== Exercise brief ==
Set the listing down again in full, word for word, with the pictures left out.

Dataset entries:
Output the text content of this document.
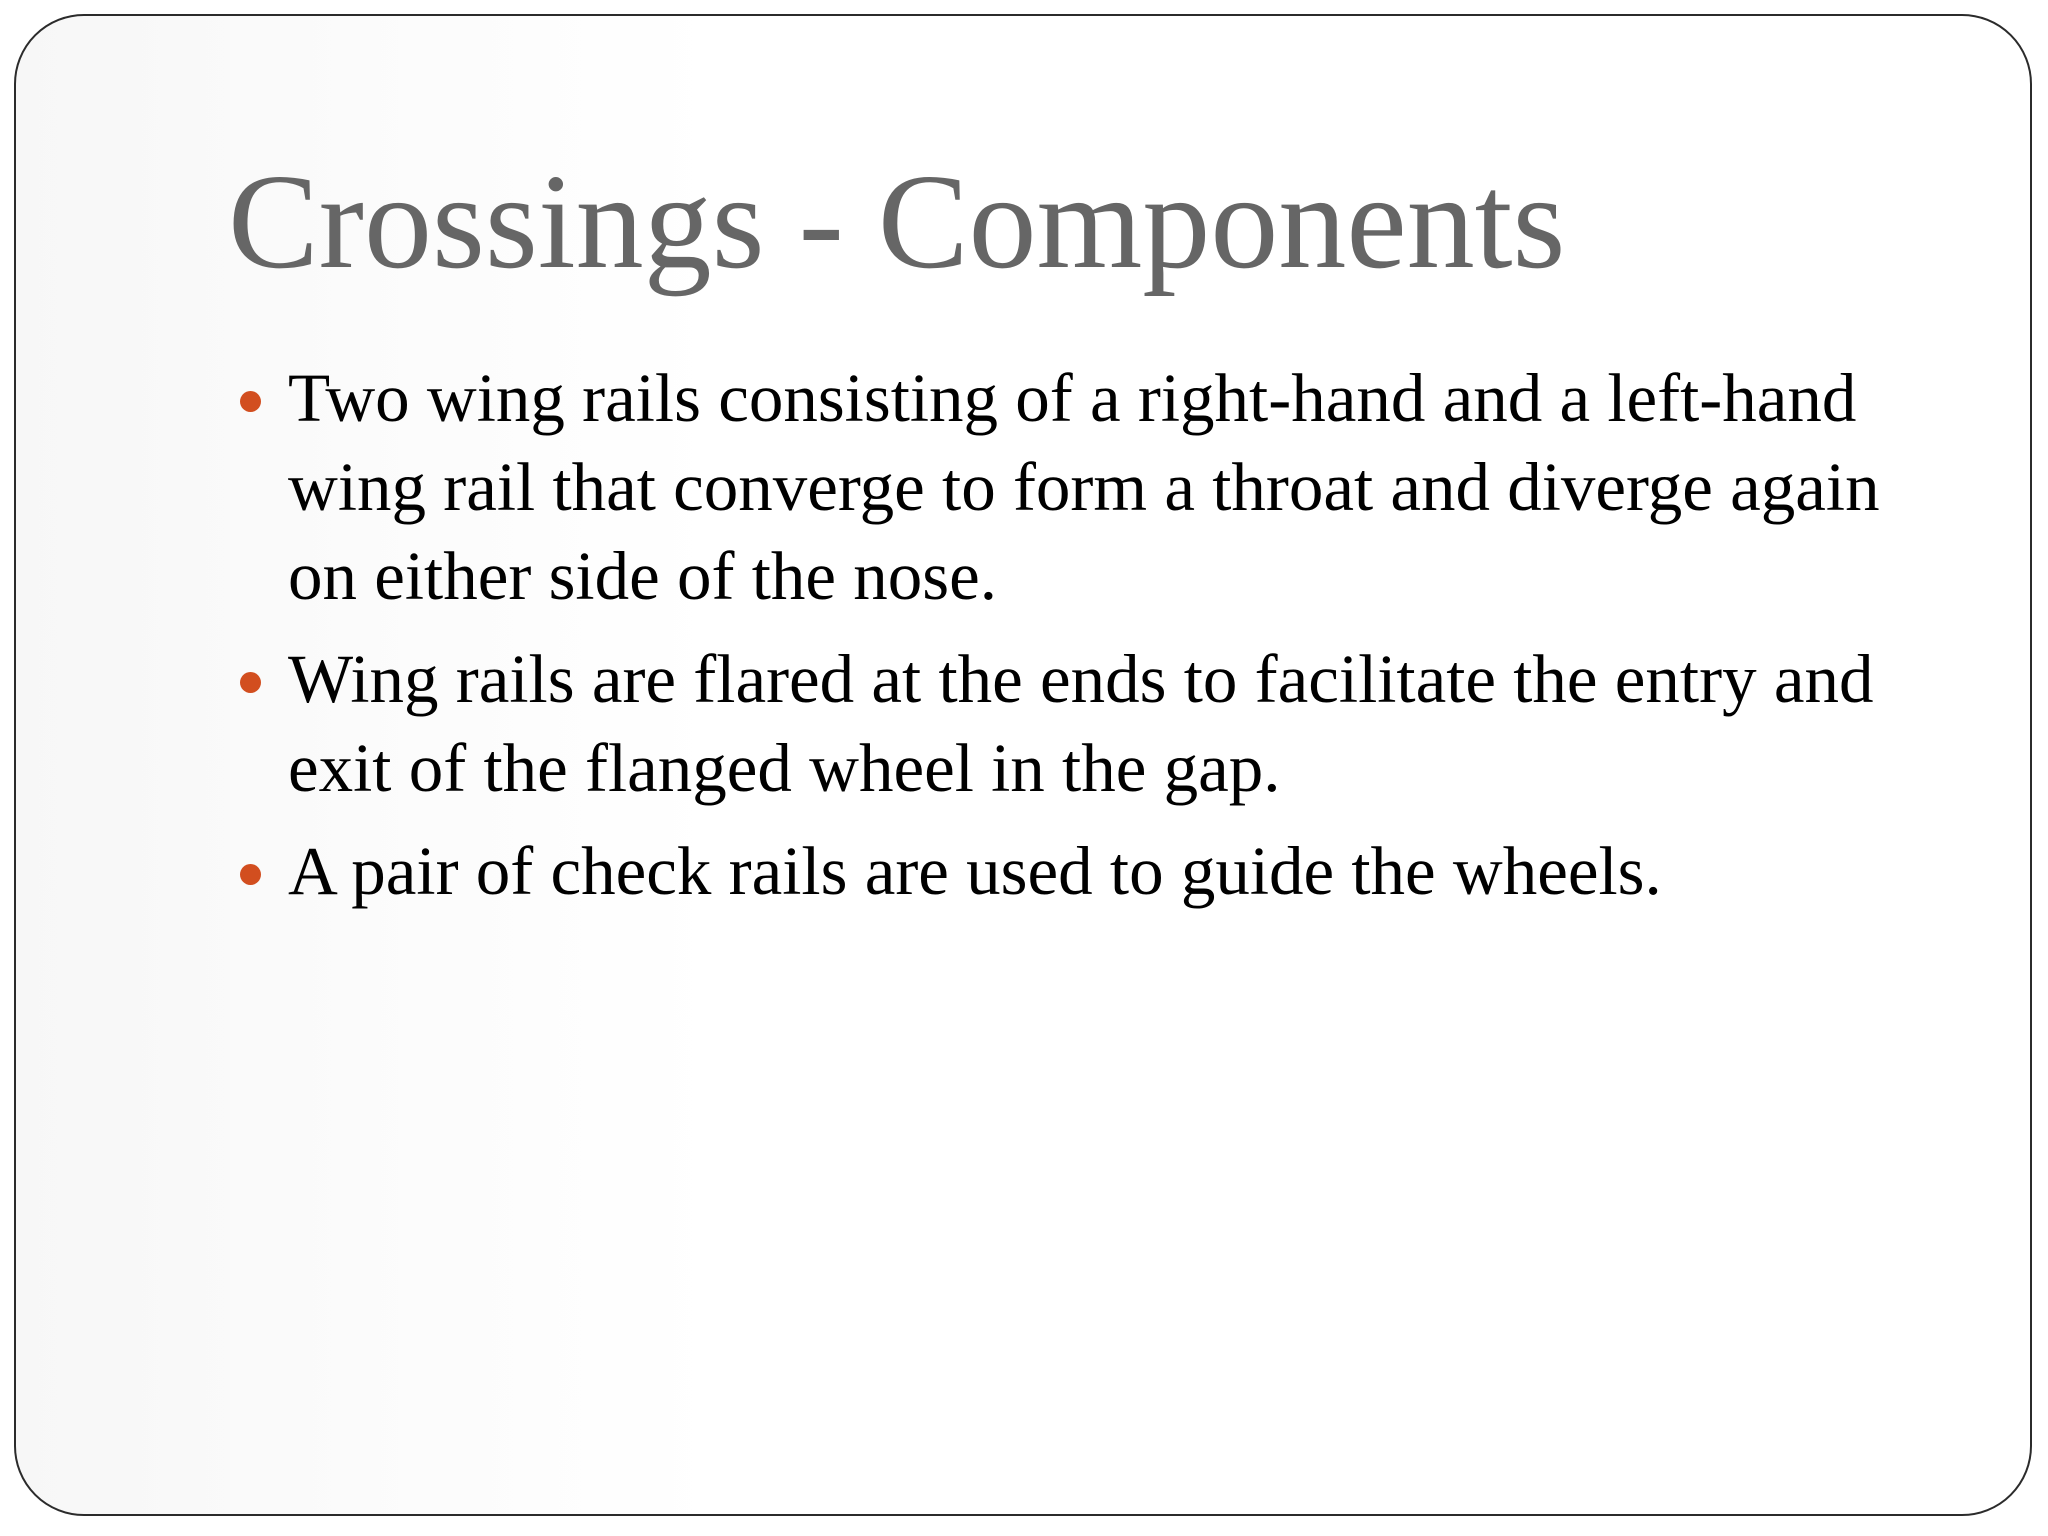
Crossings - Components
Two wing rails consisting of a right-hand and a left-hand wing rail that converge to form a throat and diverge again on either side of the nose.
Wing rails are flared at the ends to facilitate the entry and exit of the flanged wheel in the gap.
A pair of check rails are used to guide the wheels.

== Exercise output ==
Output the text content of this document.
Crossings - Components
Two wing rails consisting of a right-hand and a left-hand wing rail that converge to form a throat and diverge again on either side of the nose.
Wing rails are flared at the ends to facilitate the entry and exit of the flanged wheel in the gap.
A pair of check rails are used to guide the wheels.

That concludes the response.